> **SOURCE TEXT**
----------------
Ward's National Book Award-winning novel is a powerful look at the recent past and follows pregnant 14-year-old Esch and her family in the days before and after Hurricane Katrina. The book stares down the compounding crises of poverty, violence, sexual abuse, and, now, natural disaster that are part of our climate story but are often overlooked.
In a tweet, The Atlantic praised the way the novel highlights the “broad, unequal consequences of long-term environmental injustice.” In an interview with Tertulia last June, novelist John Vercher celebrated the book’s lyricism, saying, “Even though you know you're reading prose, it comes off like poetry."
This finalist for the 2022 National Book Award is told through the perspectives of various young people searching for their place in a changed, though still recognizable, world. Set between Scandinavia and Germany, Scattered All Over the Earth explores the nature of identity, culture, and belonging in a future where national borders have been eroded and entire countries have suddenly disappeared. Writing for NPR, environmental historian and biologist Kamil Ahsan called it “riveting, bizarre as can be, and like nothing else I've ever read.”
----------------
> **TRY IT**
Decide whether each statement agrees with the book descriptions above, answering yes or no and quoting the words of the book descriptions that settle it. 1. Esch is a pregnant 14-year-old. 2. Scattered All Over the Earth won the 2022 National Book Award. 3. Kamil Ahsan wrote about Scattered All Over the Earth for The Atlantic.

> **GIVEN ENTRIES**
----------------
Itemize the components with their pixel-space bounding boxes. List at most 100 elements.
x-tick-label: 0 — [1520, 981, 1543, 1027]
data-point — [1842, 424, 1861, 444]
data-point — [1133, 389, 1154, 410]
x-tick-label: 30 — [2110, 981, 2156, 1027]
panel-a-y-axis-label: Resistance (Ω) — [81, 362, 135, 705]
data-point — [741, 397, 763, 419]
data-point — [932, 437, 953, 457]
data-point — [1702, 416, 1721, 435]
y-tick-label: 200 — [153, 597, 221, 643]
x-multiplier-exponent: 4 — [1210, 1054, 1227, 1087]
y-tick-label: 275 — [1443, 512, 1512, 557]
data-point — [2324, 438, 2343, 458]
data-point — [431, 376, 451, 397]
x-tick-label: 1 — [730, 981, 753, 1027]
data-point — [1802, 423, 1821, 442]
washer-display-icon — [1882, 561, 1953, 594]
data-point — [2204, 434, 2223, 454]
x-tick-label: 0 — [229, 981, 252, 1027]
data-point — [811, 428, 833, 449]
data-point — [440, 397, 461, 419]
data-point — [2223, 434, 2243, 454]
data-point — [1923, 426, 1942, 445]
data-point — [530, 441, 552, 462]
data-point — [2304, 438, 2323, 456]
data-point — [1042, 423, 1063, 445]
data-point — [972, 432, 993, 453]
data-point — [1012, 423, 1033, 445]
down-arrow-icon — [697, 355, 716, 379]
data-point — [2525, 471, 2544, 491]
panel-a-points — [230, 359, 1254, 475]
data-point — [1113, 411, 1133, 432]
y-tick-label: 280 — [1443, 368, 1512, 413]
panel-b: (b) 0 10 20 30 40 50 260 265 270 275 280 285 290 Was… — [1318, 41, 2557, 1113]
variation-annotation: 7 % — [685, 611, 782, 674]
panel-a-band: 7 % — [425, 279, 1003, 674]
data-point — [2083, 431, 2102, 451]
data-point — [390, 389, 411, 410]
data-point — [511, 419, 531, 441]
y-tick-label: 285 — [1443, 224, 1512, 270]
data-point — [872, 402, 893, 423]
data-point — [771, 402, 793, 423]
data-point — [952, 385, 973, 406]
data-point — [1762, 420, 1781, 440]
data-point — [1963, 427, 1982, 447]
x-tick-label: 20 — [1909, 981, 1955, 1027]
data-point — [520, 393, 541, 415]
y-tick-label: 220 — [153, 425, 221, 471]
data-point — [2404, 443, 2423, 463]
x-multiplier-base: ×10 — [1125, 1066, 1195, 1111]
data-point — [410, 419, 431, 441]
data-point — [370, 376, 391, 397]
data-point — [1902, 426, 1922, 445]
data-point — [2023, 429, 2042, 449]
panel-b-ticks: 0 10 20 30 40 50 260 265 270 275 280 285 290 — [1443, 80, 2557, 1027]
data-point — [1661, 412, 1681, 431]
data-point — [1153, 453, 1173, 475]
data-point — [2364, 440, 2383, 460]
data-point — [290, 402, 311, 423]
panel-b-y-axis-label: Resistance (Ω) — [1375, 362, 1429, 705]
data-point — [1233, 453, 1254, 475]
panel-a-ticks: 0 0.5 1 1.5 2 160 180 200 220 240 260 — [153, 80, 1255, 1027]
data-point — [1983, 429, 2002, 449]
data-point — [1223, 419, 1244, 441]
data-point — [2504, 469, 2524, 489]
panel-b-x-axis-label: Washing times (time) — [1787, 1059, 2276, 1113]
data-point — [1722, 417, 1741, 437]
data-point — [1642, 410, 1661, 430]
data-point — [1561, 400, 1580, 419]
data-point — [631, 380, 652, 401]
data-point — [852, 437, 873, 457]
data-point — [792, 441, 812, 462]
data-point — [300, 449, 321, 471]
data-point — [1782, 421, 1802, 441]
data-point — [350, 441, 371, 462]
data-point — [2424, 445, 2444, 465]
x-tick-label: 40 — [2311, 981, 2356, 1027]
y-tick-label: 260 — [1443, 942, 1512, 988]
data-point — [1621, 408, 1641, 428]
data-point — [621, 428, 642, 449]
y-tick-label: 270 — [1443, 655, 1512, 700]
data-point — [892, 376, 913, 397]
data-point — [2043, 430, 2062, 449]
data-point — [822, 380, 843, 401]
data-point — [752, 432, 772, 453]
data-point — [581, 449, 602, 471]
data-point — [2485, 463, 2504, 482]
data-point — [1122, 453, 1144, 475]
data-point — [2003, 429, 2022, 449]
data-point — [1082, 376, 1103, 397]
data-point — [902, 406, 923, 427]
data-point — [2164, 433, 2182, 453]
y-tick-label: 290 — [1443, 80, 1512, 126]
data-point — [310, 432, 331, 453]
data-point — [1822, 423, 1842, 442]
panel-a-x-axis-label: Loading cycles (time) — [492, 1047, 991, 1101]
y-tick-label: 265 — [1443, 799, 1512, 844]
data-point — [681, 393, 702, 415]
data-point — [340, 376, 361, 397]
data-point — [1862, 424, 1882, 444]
----------------
> **RESPONSE TO THIS TASK**
1. Yes: "follows pregnant 14-year-old Esch and her family"
2. No: "This finalist for the 2022 National Book Award"
3. No: "Writing for NPR, environmental historian and biologist Kamil Ahsan called it"